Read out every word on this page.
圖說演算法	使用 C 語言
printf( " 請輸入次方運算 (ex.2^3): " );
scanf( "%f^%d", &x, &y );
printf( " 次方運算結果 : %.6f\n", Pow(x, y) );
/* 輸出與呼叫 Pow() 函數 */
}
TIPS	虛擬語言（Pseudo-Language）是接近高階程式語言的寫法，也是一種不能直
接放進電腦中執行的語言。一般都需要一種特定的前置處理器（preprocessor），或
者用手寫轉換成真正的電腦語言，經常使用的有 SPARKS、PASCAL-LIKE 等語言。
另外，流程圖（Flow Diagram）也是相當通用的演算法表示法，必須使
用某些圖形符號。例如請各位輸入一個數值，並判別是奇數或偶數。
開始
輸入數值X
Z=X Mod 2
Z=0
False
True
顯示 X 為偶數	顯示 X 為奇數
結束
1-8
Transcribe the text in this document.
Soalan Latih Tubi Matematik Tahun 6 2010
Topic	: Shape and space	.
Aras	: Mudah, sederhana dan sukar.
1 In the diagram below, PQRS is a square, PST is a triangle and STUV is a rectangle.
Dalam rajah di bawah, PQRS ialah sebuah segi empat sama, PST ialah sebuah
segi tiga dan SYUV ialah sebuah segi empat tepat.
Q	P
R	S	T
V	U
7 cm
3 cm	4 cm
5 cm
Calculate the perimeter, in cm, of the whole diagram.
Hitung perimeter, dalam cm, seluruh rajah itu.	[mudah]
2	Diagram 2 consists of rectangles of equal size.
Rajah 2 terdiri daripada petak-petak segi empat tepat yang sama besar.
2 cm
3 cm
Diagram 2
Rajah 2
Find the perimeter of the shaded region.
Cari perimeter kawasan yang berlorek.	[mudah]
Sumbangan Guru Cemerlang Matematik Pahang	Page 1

Work to be completed >>
Each entry above is to be quoted exactly.

Full response >>
Read out every word on this page.
圖說演算法	使用 C 語言
printf( " 請輸入次方運算 (ex.2^3): " );
scanf( "%f^%d", &x, &y );
printf( " 次方運算結果 : %.6f\n", Pow(x, y) );
/* 輸出與呼叫 Pow() 函數 */
}
TIPS	虛擬語言（Pseudo-Language）是接近高階程式語言的寫法，也是一種不能直
接放進電腦中執行的語言。一般都需要一種特定的前置處理器（preprocessor），或
者用手寫轉換成真正的電腦語言，經常使用的有 SPARKS、PASCAL-LIKE 等語言。
另外，流程圖（Flow Diagram）也是相當通用的演算法表示法，必須使
用某些圖形符號。例如請各位輸入一個數值，並判別是奇數或偶數。
開始
輸入數值X
Z=X Mod 2
Z=0
False
True
顯示 X 為偶數	顯示 X 為奇數
結束
1-8
Transcribe the text in this document.
Soalan Latih Tubi Matematik Tahun 6 2010
Topic	: Shape and space	.
Aras	: Mudah, sederhana dan sukar.
1 In the diagram below, PQRS is a square, PST is a triangle and STUV is a rectangle.
Dalam rajah di bawah, PQRS ialah sebuah segi empat sama, PST ialah sebuah
segi tiga dan SYUV ialah sebuah segi empat tepat.
Q	P
R	S	T
V	U
7 cm
3 cm	4 cm
5 cm
Calculate the perimeter, in cm, of the whole diagram.
Hitung perimeter, dalam cm, seluruh rajah itu.	[mudah]
2	Diagram 2 consists of rectangles of equal size.
Rajah 2 terdiri daripada petak-petak segi empat tepat yang sama besar.
2 cm
3 cm
Diagram 2
Rajah 2
Find the perimeter of the shaded region.
Cari perimeter kawasan yang berlorek.	[mudah]
Sumbangan Guru Cemerlang Matematik Pahang	Page 1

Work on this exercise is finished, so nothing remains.